Output each entry verbatim and exclude every picture from it.

+ + + + + + +

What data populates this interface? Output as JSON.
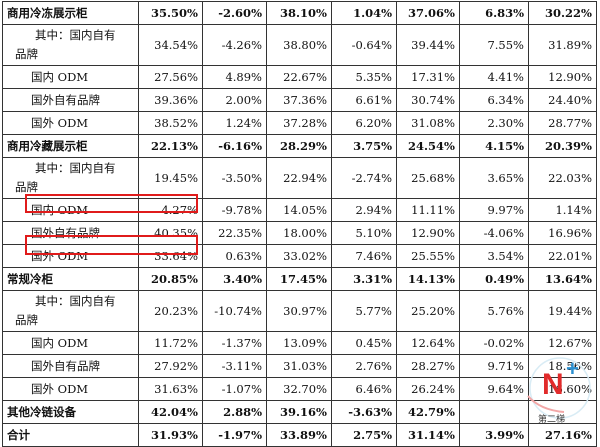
{
  "table": {
    "rows": [
      {
        "bold": true,
        "kind": "main",
        "label": "商用冷冻展示柜",
        "values": [
          "35.50%",
          "-2.60%",
          "38.10%",
          "1.04%",
          "37.06%",
          "6.83%",
          "30.22%"
        ]
      },
      {
        "bold": false,
        "kind": "wrap",
        "label_line1": "其中：国内自有",
        "label_line2": "品牌",
        "values": [
          "34.54%",
          "-4.26%",
          "38.80%",
          "-0.64%",
          "39.44%",
          "7.55%",
          "31.89%"
        ]
      },
      {
        "bold": false,
        "kind": "sub",
        "label": "国内 ODM",
        "values": [
          "27.56%",
          "4.89%",
          "22.67%",
          "5.35%",
          "17.31%",
          "4.41%",
          "12.90%"
        ]
      },
      {
        "bold": false,
        "kind": "sub",
        "label": "国外自有品牌",
        "values": [
          "39.36%",
          "2.00%",
          "37.36%",
          "6.61%",
          "30.74%",
          "6.34%",
          "24.40%"
        ]
      },
      {
        "bold": false,
        "kind": "sub",
        "label": "国外 ODM",
        "values": [
          "38.52%",
          "1.24%",
          "37.28%",
          "6.20%",
          "31.08%",
          "2.30%",
          "28.77%"
        ]
      },
      {
        "bold": true,
        "kind": "main",
        "label": "商用冷藏展示柜",
        "values": [
          "22.13%",
          "-6.16%",
          "28.29%",
          "3.75%",
          "24.54%",
          "4.15%",
          "20.39%"
        ]
      },
      {
        "bold": false,
        "kind": "wrap",
        "label_line1": "其中：国内自有",
        "label_line2": "品牌",
        "values": [
          "19.45%",
          "-3.50%",
          "22.94%",
          "-2.74%",
          "25.68%",
          "3.65%",
          "22.03%"
        ]
      },
      {
        "bold": false,
        "kind": "sub",
        "label": "国内 ODM",
        "values": [
          "4.27%",
          "-9.78%",
          "14.05%",
          "2.94%",
          "11.11%",
          "9.97%",
          "1.14%"
        ]
      },
      {
        "bold": false,
        "kind": "sub",
        "label": "国外自有品牌",
        "values": [
          "40.35%",
          "22.35%",
          "18.00%",
          "5.10%",
          "12.90%",
          "-4.06%",
          "16.96%"
        ]
      },
      {
        "bold": false,
        "kind": "sub",
        "label": "国外 ODM",
        "values": [
          "33.64%",
          "0.63%",
          "33.02%",
          "7.46%",
          "25.55%",
          "3.54%",
          "22.01%"
        ]
      },
      {
        "bold": true,
        "kind": "main",
        "label": "常规冷柜",
        "values": [
          "20.85%",
          "3.40%",
          "17.45%",
          "3.31%",
          "14.13%",
          "0.49%",
          "13.64%"
        ]
      },
      {
        "bold": false,
        "kind": "wrap",
        "label_line1": "其中：国内自有",
        "label_line2": "品牌",
        "values": [
          "20.23%",
          "-10.74%",
          "30.97%",
          "5.77%",
          "25.20%",
          "5.76%",
          "19.44%"
        ]
      },
      {
        "bold": false,
        "kind": "sub",
        "label": "国内 ODM",
        "values": [
          "11.72%",
          "-1.37%",
          "13.09%",
          "0.45%",
          "12.64%",
          "-0.02%",
          "12.67%"
        ]
      },
      {
        "bold": false,
        "kind": "sub",
        "label": "国外自有品牌",
        "values": [
          "27.92%",
          "-3.11%",
          "31.03%",
          "2.76%",
          "28.27%",
          "9.71%",
          "18.56%"
        ]
      },
      {
        "bold": false,
        "kind": "sub",
        "label": "国外 ODM",
        "values": [
          "31.63%",
          "-1.07%",
          "32.70%",
          "6.46%",
          "26.24%",
          "9.64%",
          "16.60%"
        ]
      },
      {
        "bold": true,
        "kind": "main",
        "label": "其他冷链设备",
        "values": [
          "42.04%",
          "2.88%",
          "39.16%",
          "-3.63%",
          "42.79%",
          "",
          ""
        ]
      },
      {
        "bold": true,
        "kind": "main",
        "label": "合计",
        "values": [
          "31.93%",
          "-1.97%",
          "33.89%",
          "2.75%",
          "31.14%",
          "3.99%",
          "27.16%"
        ]
      }
    ]
  },
  "highlight_color": "#e01b1b",
  "watermark": {
    "mark": "N+",
    "caption": "第二梯"
  }
}
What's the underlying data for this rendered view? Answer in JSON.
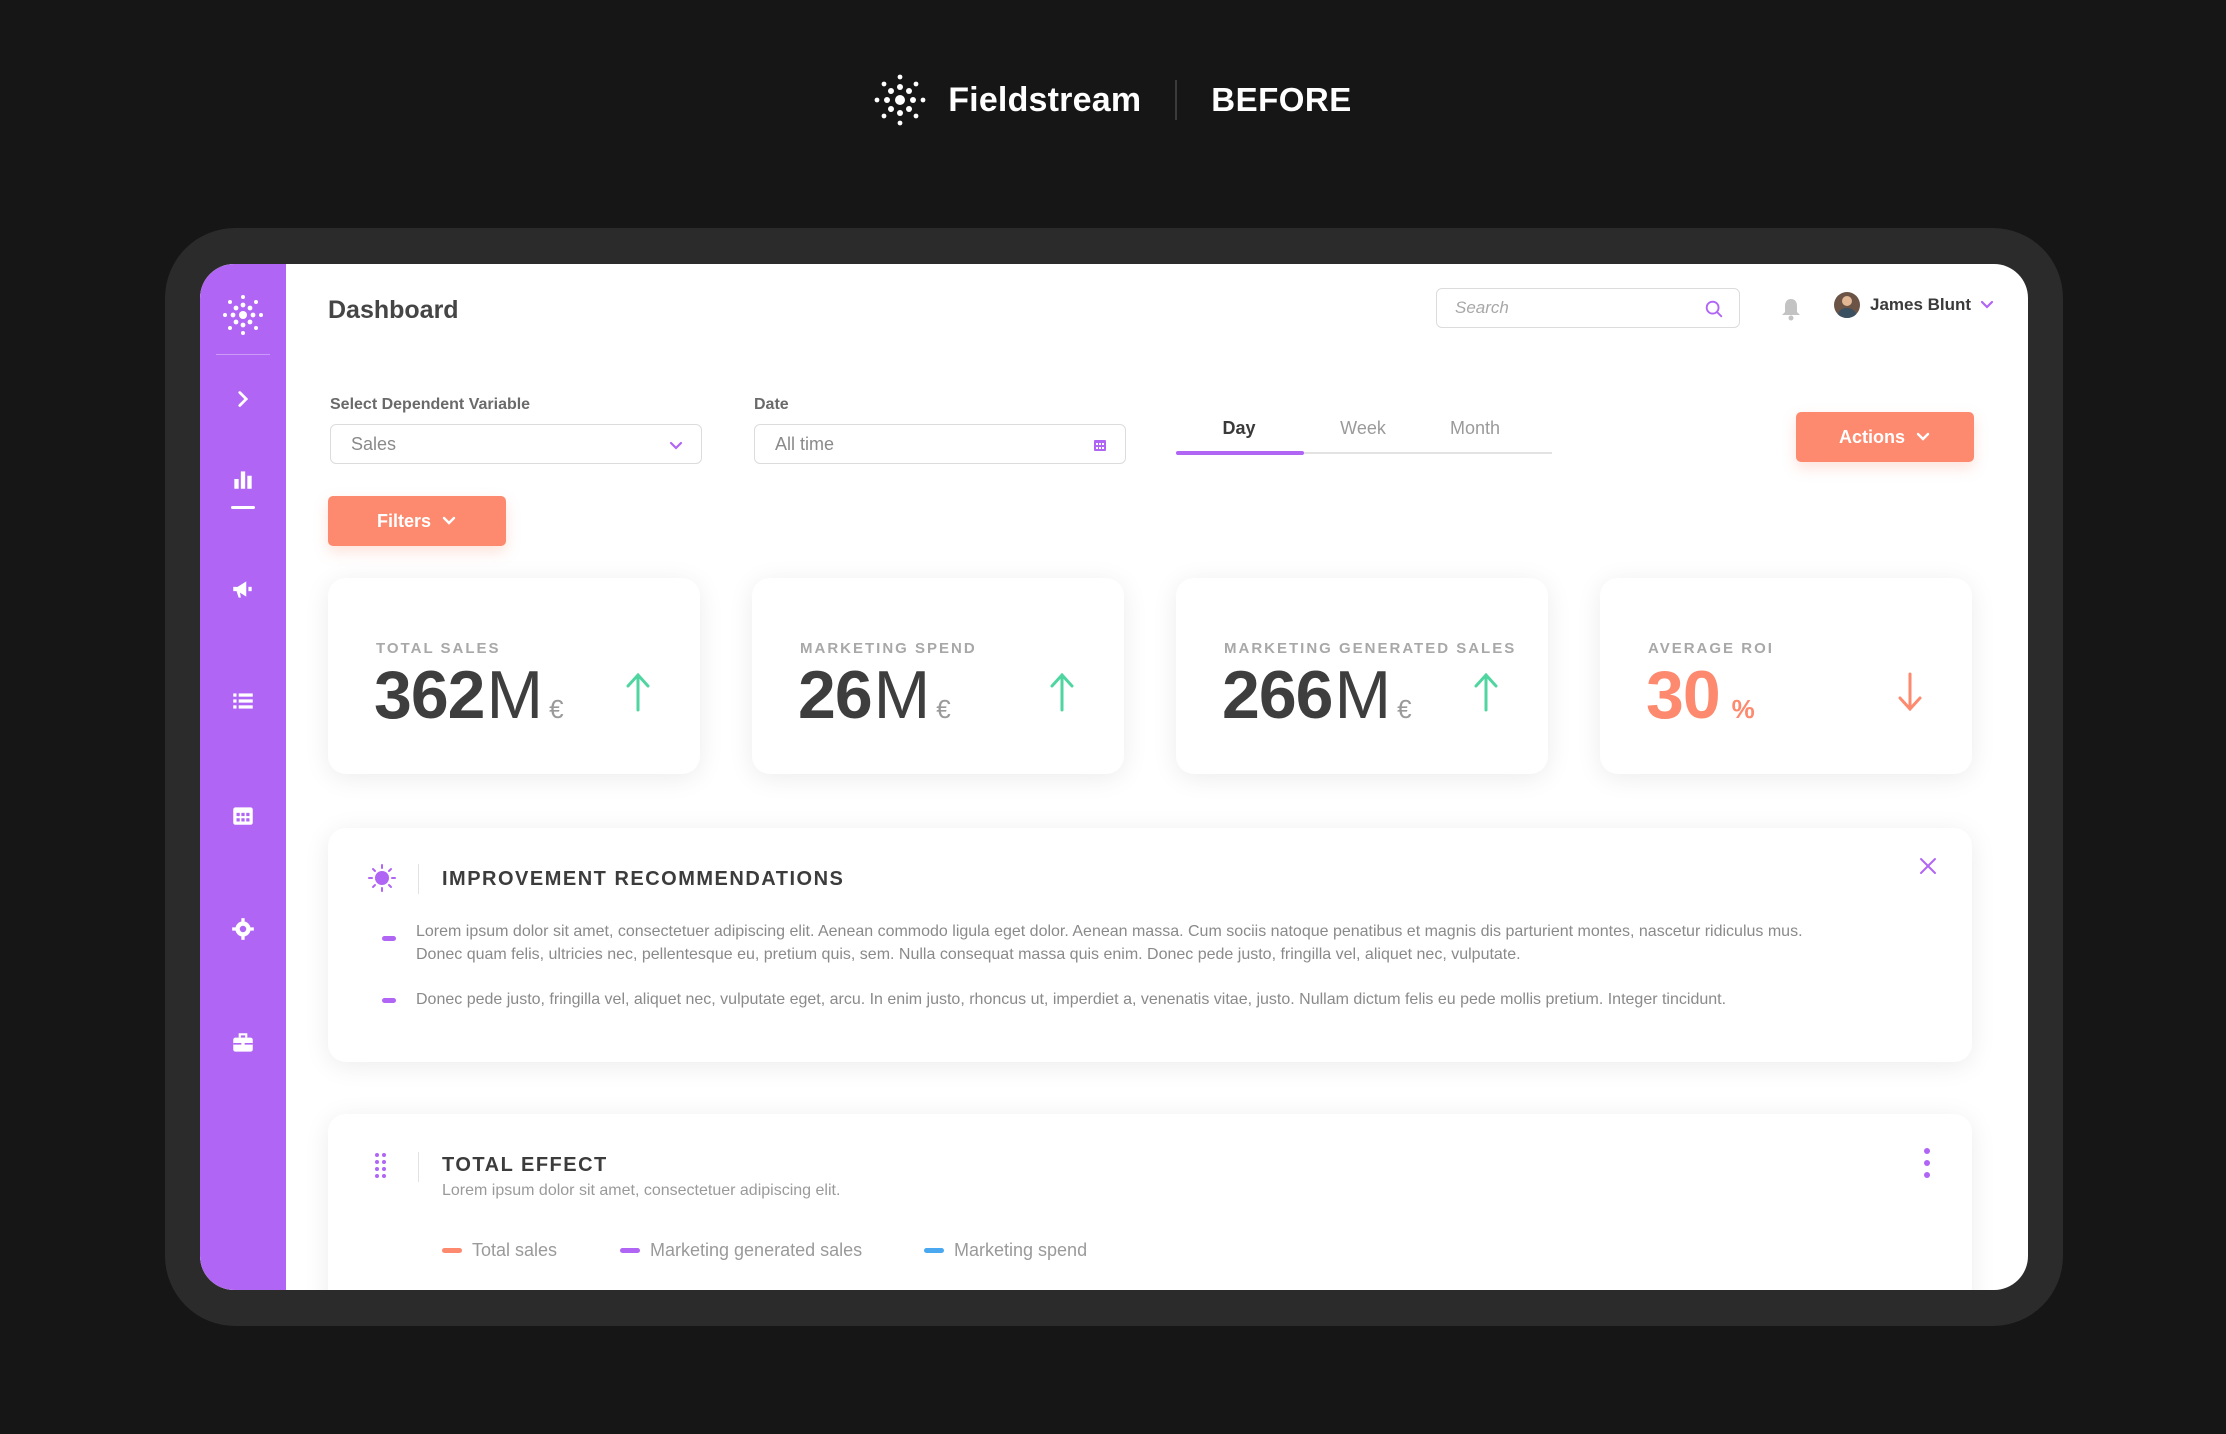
{
  "brand": {
    "name": "Fieldstream",
    "tag": "BEFORE"
  },
  "header": {
    "title": "Dashboard",
    "search_placeholder": "Search",
    "user_name": "James Blunt"
  },
  "filters": {
    "dependent_label": "Select Dependent Variable",
    "dependent_value": "Sales",
    "date_label": "Date",
    "date_value": "All time",
    "periods": [
      "Day",
      "Week",
      "Month"
    ],
    "active_period": "Day",
    "actions_label": "Actions",
    "filters_label": "Filters"
  },
  "kpis": [
    {
      "label": "TOTAL SALES",
      "value": "362",
      "unit": "M",
      "currency": "€",
      "trend": "up"
    },
    {
      "label": "MARKETING SPEND",
      "value": "26",
      "unit": "M",
      "currency": "€",
      "trend": "up"
    },
    {
      "label": "MARKETING GENERATED SALES",
      "value": "266",
      "unit": "M",
      "currency": "€",
      "trend": "up"
    },
    {
      "label": "AVERAGE ROI",
      "value": "30",
      "unit": "",
      "currency": "%",
      "trend": "down"
    }
  ],
  "recommendations": {
    "title": "IMPROVEMENT RECOMMENDATIONS",
    "items": [
      "Lorem ipsum dolor sit amet, consectetuer adipiscing elit. Aenean commodo ligula eget dolor. Aenean massa. Cum sociis natoque penatibus et magnis dis parturient montes, nascetur ridiculus mus. Donec quam felis, ultricies nec, pellentesque eu, pretium quis, sem. Nulla consequat massa quis enim. Donec pede justo, fringilla vel, aliquet nec, vulputate.",
      "Donec pede justo, fringilla vel, aliquet nec, vulputate eget, arcu. In enim justo, rhoncus ut, imperdiet a, venenatis vitae, justo. Nullam dictum felis eu pede mollis pretium. Integer tincidunt."
    ]
  },
  "total_effect": {
    "title": "TOTAL EFFECT",
    "subtitle": "Lorem ipsum dolor sit amet, consectetuer adipiscing elit.",
    "legend": [
      {
        "label": "Total sales",
        "color": "#fd8a6e"
      },
      {
        "label": "Marketing generated sales",
        "color": "#b065f5"
      },
      {
        "label": "Marketing spend",
        "color": "#4aa8f0"
      }
    ]
  },
  "colors": {
    "accent": "#b065f5",
    "primary_button": "#fd8a6e",
    "trend_up": "#4fd6a0",
    "trend_down": "#fd8a6e"
  },
  "icons": {
    "sidebar": [
      "logo-icon",
      "chevron-right-icon",
      "bar-chart-icon",
      "megaphone-icon",
      "list-icon",
      "calendar-icon",
      "gear-icon",
      "briefcase-icon"
    ]
  }
}
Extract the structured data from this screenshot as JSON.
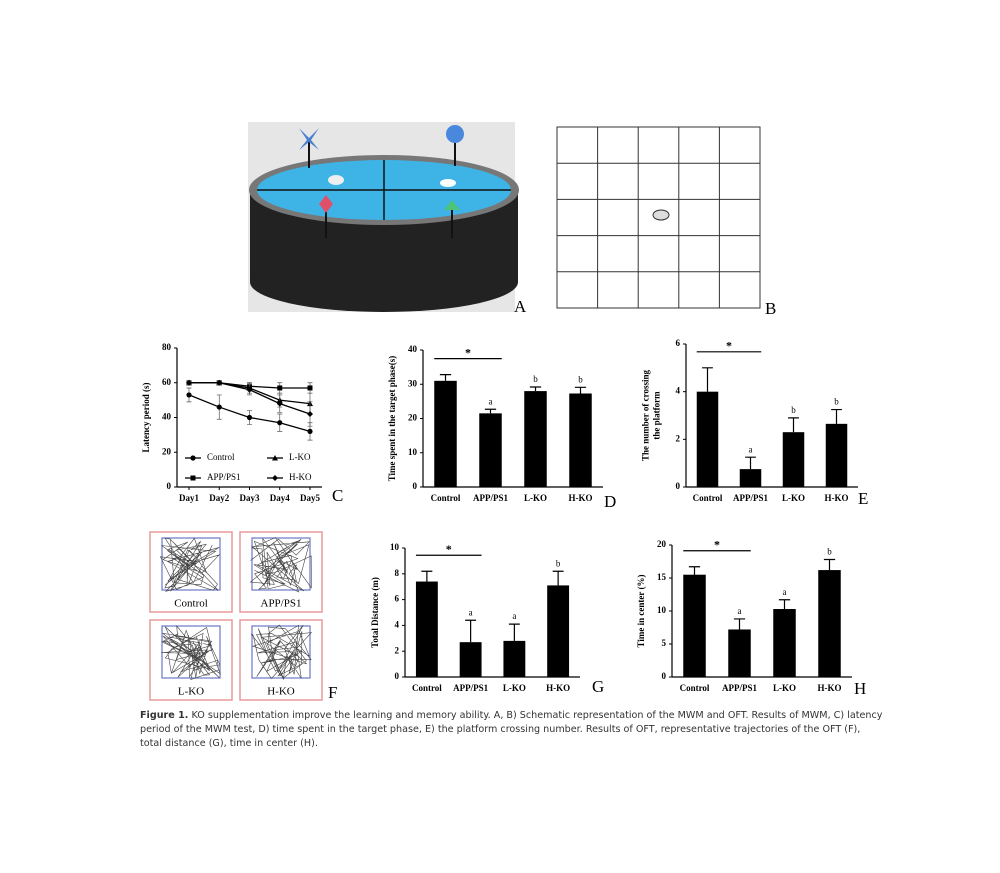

+ + + + + + +

**Answer for this exercise**.
What data populates this interface? Output as JSON.
{
  "table": {
    "rows": [
      {
        "bold": true,
        "kind": "main",
        "label": "商用冷冻展示柜",
        "values": [
          "35.50%",
          "-2.60%",
          "38.10%",
          "1.04%",
          "37.06%",
          "6.83%",
          "30.22%"
        ]
      },
      {
        "bold": false,
        "kind": "wrap",
        "label_line1": "其中：国内自有",
        "label_line2": "品牌",
        "values": [
          "34.54%",
          "-4.26%",
          "38.80%",
          "-0.64%",
          "39.44%",
          "7.55%",
          "31.89%"
        ]
      },
      {
        "bold": false,
        "kind": "sub",
        "label": "国内 ODM",
        "values": [
          "27.56%",
          "4.89%",
          "22.67%",
          "5.35%",
          "17.31%",
          "4.41%",
          "12.90%"
        ]
      },
      {
        "bold": false,
        "kind": "sub",
        "label": "国外自有品牌",
        "values": [
          "39.36%",
          "2.00%",
          "37.36%",
          "6.61%",
          "30.74%",
          "6.34%",
          "24.40%"
        ]
      },
      {
        "bold": false,
        "kind": "sub",
        "label": "国外 ODM",
        "values": [
          "38.52%",
          "1.24%",
          "37.28%",
          "6.20%",
          "31.08%",
          "2.30%",
          "28.77%"
        ]
      },
      {
        "bold": true,
        "kind": "main",
        "label": "商用冷藏展示柜",
        "values": [
          "22.13%",
          "-6.16%",
          "28.29%",
          "3.75%",
          "24.54%",
          "4.15%",
          "20.39%"
        ]
      },
      {
        "bold": false,
        "kind": "wrap",
        "label_line1": "其中：国内自有",
        "label_line2": "品牌",
        "values": [
          "19.45%",
          "-3.50%",
          "22.94%",
          "-2.74%",
          "25.68%",
          "3.65%",
          "22.03%"
        ]
      },
      {
        "bold": false,
        "kind": "sub",
        "label": "国内 ODM",
        "values": [
          "4.27%",
          "-9.78%",
          "14.05%",
          "2.94%",
          "11.11%",
          "9.97%",
          "1.14%"
        ]
      },
      {
        "bold": false,
        "kind": "sub",
        "label": "国外自有品牌",
        "values": [
          "40.35%",
          "22.35%",
          "18.00%",
          "5.10%",
          "12.90%",
          "-4.06%",
          "16.96%"
        ]
      },
      {
        "bold": false,
        "kind": "sub",
        "label": "国外 ODM",
        "values": [
          "33.64%",
          "0.63%",
          "33.02%",
          "7.46%",
          "25.55%",
          "3.54%",
          "22.01%"
        ]
      },
      {
        "bold": true,
        "kind": "main",
        "label": "常规冷柜",
        "values": [
          "20.85%",
          "3.40%",
          "17.45%",
          "3.31%",
          "14.13%",
          "0.49%",
          "13.64%"
        ]
      },
      {
        "bold": false,
        "kind": "wrap",
        "label_line1": "其中：国内自有",
        "label_line2": "品牌",
        "values": [
          "20.23%",
          "-10.74%",
          "30.97%",
          "5.77%",
          "25.20%",
          "5.76%",
          "19.44%"
        ]
      },
      {
        "bold": false,
        "kind": "sub",
        "label": "国内 ODM",
        "values": [
          "11.72%",
          "-1.37%",
          "13.09%",
          "0.45%",
          "12.64%",
          "-0.02%",
          "12.67%"
        ]
      },
      {
        "bold": false,
        "kind": "sub",
        "label": "国外自有品牌",
        "values": [
          "27.92%",
          "-3.11%",
          "31.03%",
          "2.76%",
          "28.27%",
          "9.71%",
          "18.56%"
        ]
      },
      {
        "bold": false,
        "kind": "sub",
        "label": "国外 ODM",
        "values": [
          "31.63%",
          "-1.07%",
          "32.70%",
          "6.46%",
          "26.24%",
          "9.64%",
          "16.60%"
        ]
      },
      {
        "bold": true,
        "kind": "main",
        "label": "其他冷链设备",
        "values": [
          "42.04%",
          "2.88%",
          "39.16%",
          "-3.63%",
          "42.79%",
          "",
          ""
        ]
      },
      {
        "bold": true,
        "kind": "main",
        "label": "合计",
        "values": [
          "31.93%",
          "-1.97%",
          "33.89%",
          "2.75%",
          "31.14%",
          "3.99%",
          "27.16%"
        ]
      }
    ]
  },
  "highlight_color": "#e01b1b",
  "watermark": {
    "mark": "N+",
    "caption": "第二梯"
  }
}
What's the underlying data for this rendered view? Answer in JSON.
{
  "brand": {
    "name": "Fieldstream",
    "tag": "BEFORE"
  },
  "header": {
    "title": "Dashboard",
    "search_placeholder": "Search",
    "user_name": "James Blunt"
  },
  "filters": {
    "dependent_label": "Select Dependent Variable",
    "dependent_value": "Sales",
    "date_label": "Date",
    "date_value": "All time",
    "periods": [
      "Day",
      "Week",
      "Month"
    ],
    "active_period": "Day",
    "actions_label": "Actions",
    "filters_label": "Filters"
  },
  "kpis": [
    {
      "label": "TOTAL SALES",
      "value": "362",
      "unit": "M",
      "currency": "€",
      "trend": "up"
    },
    {
      "label": "MARKETING SPEND",
      "value": "26",
      "unit": "M",
      "currency": "€",
      "trend": "up"
    },
    {
      "label": "MARKETING GENERATED SALES",
      "value": "266",
      "unit": "M",
      "currency": "€",
      "trend": "up"
    },
    {
      "label": "AVERAGE ROI",
      "value": "30",
      "unit": "",
      "currency": "%",
      "trend": "down"
    }
  ],
  "recommendations": {
    "title": "IMPROVEMENT RECOMMENDATIONS",
    "items": [
      "Lorem ipsum dolor sit amet, consectetuer adipiscing elit. Aenean commodo ligula eget dolor. Aenean massa. Cum sociis natoque penatibus et magnis dis parturient montes, nascetur ridiculus mus. Donec quam felis, ultricies nec, pellentesque eu, pretium quis, sem. Nulla consequat massa quis enim. Donec pede justo, fringilla vel, aliquet nec, vulputate.",
      "Donec pede justo, fringilla vel, aliquet nec, vulputate eget, arcu. In enim justo, rhoncus ut, imperdiet a, venenatis vitae, justo. Nullam dictum felis eu pede mollis pretium. Integer tincidunt."
    ]
  },
  "total_effect": {
    "title": "TOTAL EFFECT",
    "subtitle": "Lorem ipsum dolor sit amet, consectetuer adipiscing elit.",
    "legend": [
      {
        "label": "Total sales",
        "color": "#fd8a6e"
      },
      {
        "label": "Marketing generated sales",
        "color": "#b065f5"
      },
      {
        "label": "Marketing spend",
        "color": "#4aa8f0"
      }
    ]
  },
  "colors": {
    "accent": "#b065f5",
    "primary_button": "#fd8a6e",
    "trend_up": "#4fd6a0",
    "trend_down": "#fd8a6e"
  },
  "icons": {
    "sidebar": [
      "logo-icon",
      "chevron-right-icon",
      "bar-chart-icon",
      "megaphone-icon",
      "list-icon",
      "calendar-icon",
      "gear-icon",
      "briefcase-icon"
    ]
  }
}
Extract the structured data from this screenshot as JSON.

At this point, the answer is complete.